**What the exercise asks:** Copy all lines in which the word "poète" can be found.

+++ Provided records

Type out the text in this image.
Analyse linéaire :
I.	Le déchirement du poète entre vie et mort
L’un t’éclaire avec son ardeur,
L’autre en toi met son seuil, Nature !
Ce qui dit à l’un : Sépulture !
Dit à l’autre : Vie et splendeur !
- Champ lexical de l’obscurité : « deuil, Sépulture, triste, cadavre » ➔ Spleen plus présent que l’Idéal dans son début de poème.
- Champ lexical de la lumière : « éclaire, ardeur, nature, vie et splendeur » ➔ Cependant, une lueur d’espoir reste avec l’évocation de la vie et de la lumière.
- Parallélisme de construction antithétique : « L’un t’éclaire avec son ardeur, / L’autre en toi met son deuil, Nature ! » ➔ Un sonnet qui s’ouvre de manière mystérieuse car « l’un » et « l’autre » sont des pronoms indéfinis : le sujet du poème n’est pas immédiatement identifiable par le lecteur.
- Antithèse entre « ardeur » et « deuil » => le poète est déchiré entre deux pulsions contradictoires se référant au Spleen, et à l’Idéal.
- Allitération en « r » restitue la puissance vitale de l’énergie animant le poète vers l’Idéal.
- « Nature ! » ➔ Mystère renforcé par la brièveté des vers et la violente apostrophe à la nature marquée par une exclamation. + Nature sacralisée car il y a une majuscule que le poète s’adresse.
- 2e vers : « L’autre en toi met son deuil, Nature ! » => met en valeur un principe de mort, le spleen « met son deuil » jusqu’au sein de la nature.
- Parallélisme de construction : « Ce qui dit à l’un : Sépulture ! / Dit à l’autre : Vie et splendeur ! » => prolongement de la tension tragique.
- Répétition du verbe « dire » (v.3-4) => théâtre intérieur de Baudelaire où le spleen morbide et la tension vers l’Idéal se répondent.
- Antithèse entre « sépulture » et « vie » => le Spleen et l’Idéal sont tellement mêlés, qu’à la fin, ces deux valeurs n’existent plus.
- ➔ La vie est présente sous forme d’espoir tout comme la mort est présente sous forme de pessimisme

++++++

**Result for this task:**
I.	Le déchirement du poète entre vie et mort
- Antithèse entre « ardeur » et « deuil » => le poète est déchiré entre deux pulsions contradictoires se référant au Spleen, et à l’Idéal.
- Allitération en « r » restitue la puissance vitale de l’énergie animant le poète vers l’Idéal.
- « Nature ! » ➔ Mystère renforcé par la brièveté des vers et la violente apostrophe à la nature marquée par une exclamation. + Nature sacralisée car il y a une majuscule que le poète s’adresse.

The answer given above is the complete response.